▶ WHAT YOU HAVE TO DO: Every record must be repeated exactly; omit any pictures they contain.

▶ DATA LISTING:
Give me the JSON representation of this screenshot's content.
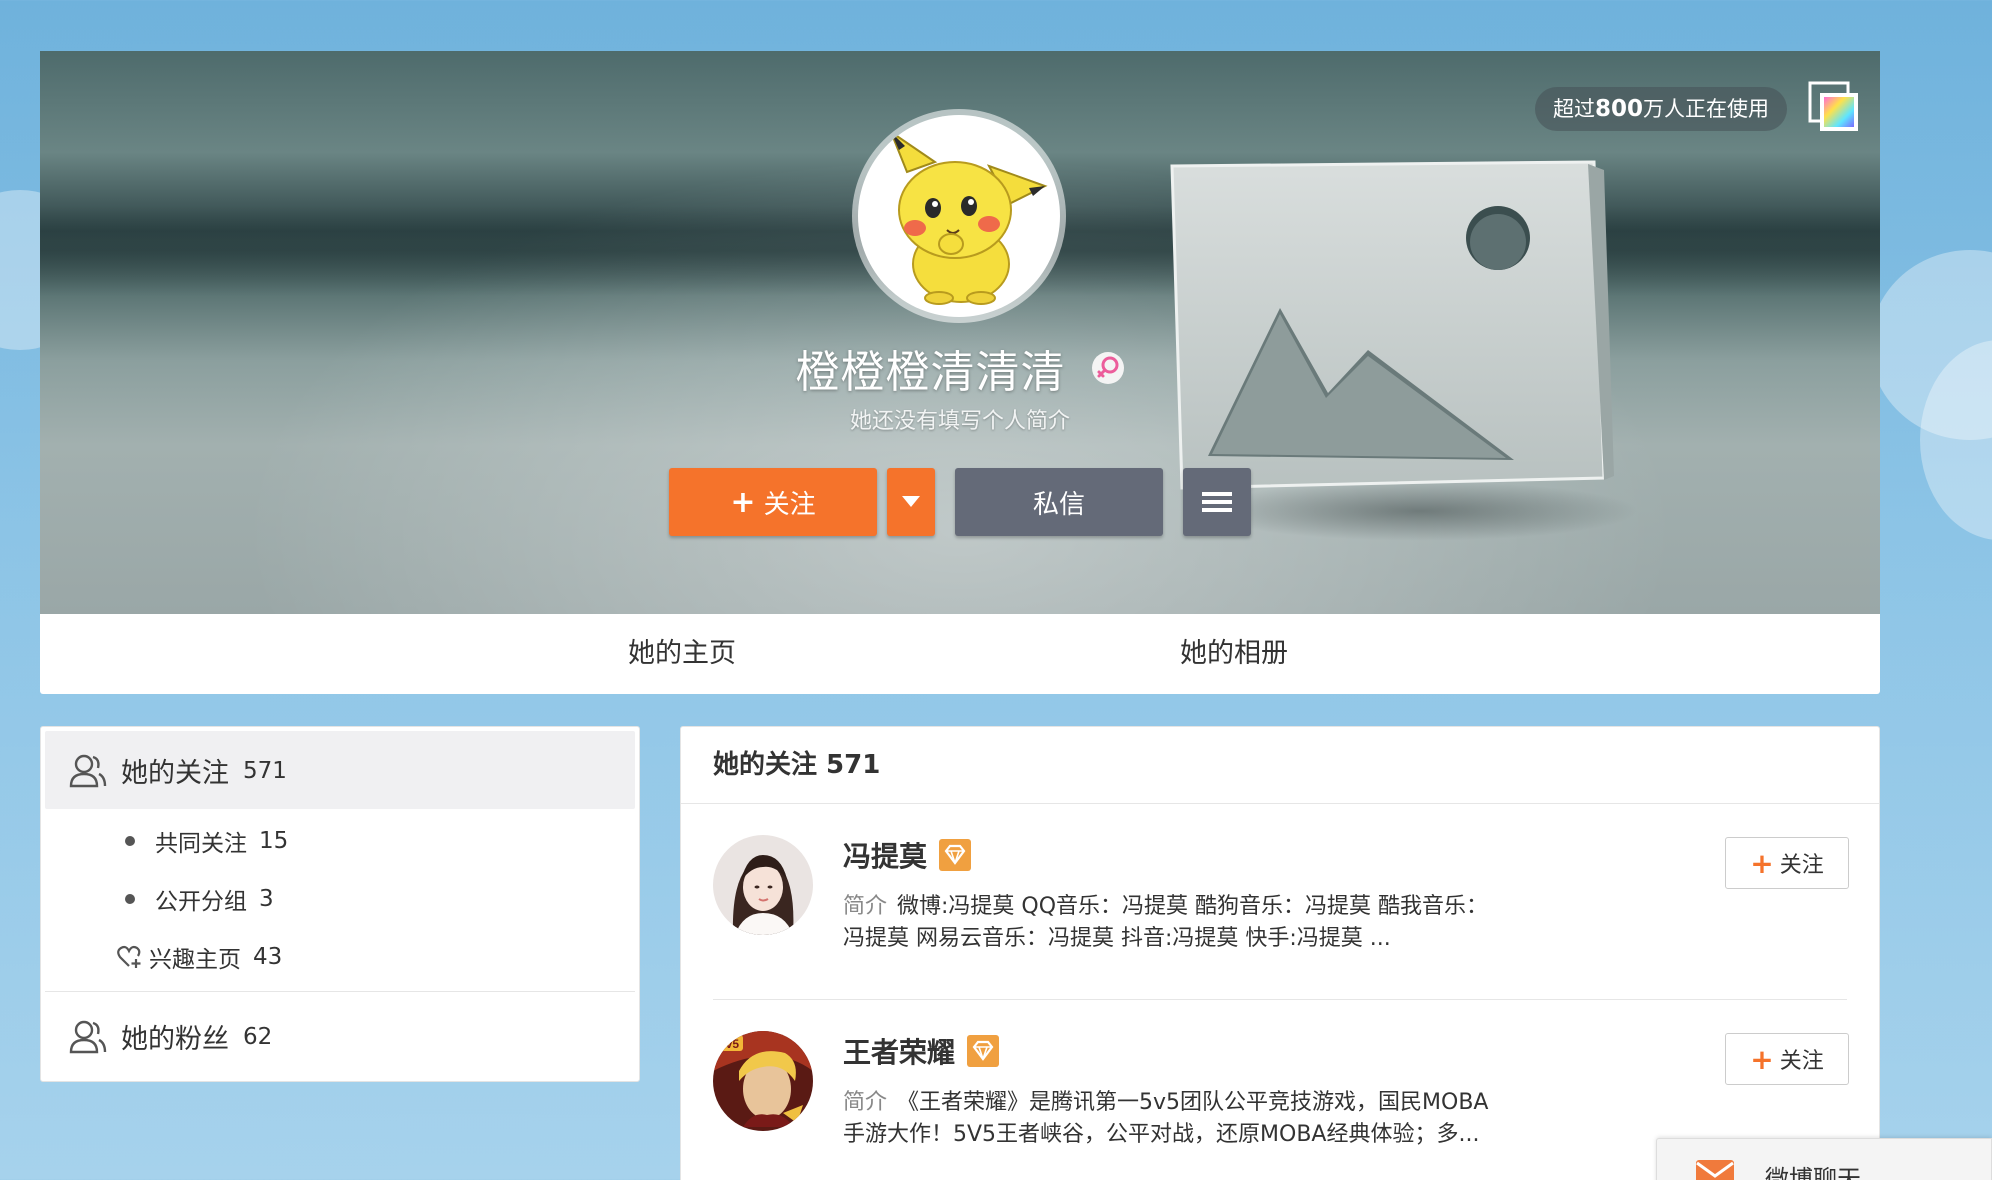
{
  "header": {
    "users_prefix": "超过",
    "users_count": "800",
    "users_suffix": "万人正在使用"
  },
  "profile": {
    "name": "橙橙橙清清清",
    "bio": "她还没有填写个人简介",
    "follow_label": "关注",
    "message_label": "私信"
  },
  "tabs": {
    "home": "她的主页",
    "album": "她的相册"
  },
  "sidebar": {
    "following_label": "她的关注",
    "following_count": "571",
    "sub_items": [
      {
        "label": "共同关注",
        "count": "15",
        "icon": "dot"
      },
      {
        "label": "公开分组",
        "count": "3",
        "icon": "dot"
      },
      {
        "label": "兴趣主页",
        "count": "43",
        "icon": "heart-plus-icon"
      }
    ],
    "fans_label": "她的粉丝",
    "fans_count": "62"
  },
  "main": {
    "title": "她的关注 571",
    "bio_label": "简介",
    "follow_label": "关注",
    "users": [
      {
        "name": "冯提莫",
        "bio_line1": "微博:冯提莫 QQ音乐：冯提莫 酷狗音乐：冯提莫 酷我音乐：",
        "bio_line2": "冯提莫 网易云音乐：冯提莫 抖音:冯提莫 快手:冯提莫 ..."
      },
      {
        "name": "王者荣耀",
        "bio_line1": "《王者荣耀》是腾讯第一5v5团队公平竞技游戏，国民MOBA",
        "bio_line2": "手游大作！5V5王者峡谷，公平对战，还原MOBA经典体验；多..."
      }
    ]
  },
  "chat": {
    "label": "微博聊天"
  },
  "colors": {
    "accent_orange": "#f5732b",
    "button_gray": "#646a78",
    "verified_badge": "#f0a040"
  }
}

▶ ANSWER TO THIS TASK:
Give me the JSON representation of this screenshot's content.
{
  "header": {
    "users_prefix": "超过",
    "users_count": "800",
    "users_suffix": "万人正在使用"
  },
  "profile": {
    "name": "橙橙橙清清清",
    "bio": "她还没有填写个人简介",
    "follow_label": "关注",
    "message_label": "私信"
  },
  "tabs": {
    "home": "她的主页",
    "album": "她的相册"
  },
  "sidebar": {
    "following_label": "她的关注",
    "following_count": "571",
    "sub_items": [
      {
        "label": "共同关注",
        "count": "15",
        "icon": "dot"
      },
      {
        "label": "公开分组",
        "count": "3",
        "icon": "dot"
      },
      {
        "label": "兴趣主页",
        "count": "43",
        "icon": "heart-plus-icon"
      }
    ],
    "fans_label": "她的粉丝",
    "fans_count": "62"
  },
  "main": {
    "title": "她的关注 571",
    "bio_label": "简介",
    "follow_label": "关注",
    "users": [
      {
        "name": "冯提莫",
        "bio_line1": "微博:冯提莫 QQ音乐：冯提莫 酷狗音乐：冯提莫 酷我音乐：",
        "bio_line2": "冯提莫 网易云音乐：冯提莫 抖音:冯提莫 快手:冯提莫 ..."
      },
      {
        "name": "王者荣耀",
        "bio_line1": "《王者荣耀》是腾讯第一5v5团队公平竞技游戏，国民MOBA",
        "bio_line2": "手游大作！5V5王者峡谷，公平对战，还原MOBA经典体验；多..."
      }
    ]
  },
  "chat": {
    "label": "微博聊天"
  },
  "colors": {
    "accent_orange": "#f5732b",
    "button_gray": "#646a78",
    "verified_badge": "#f0a040"
  }
}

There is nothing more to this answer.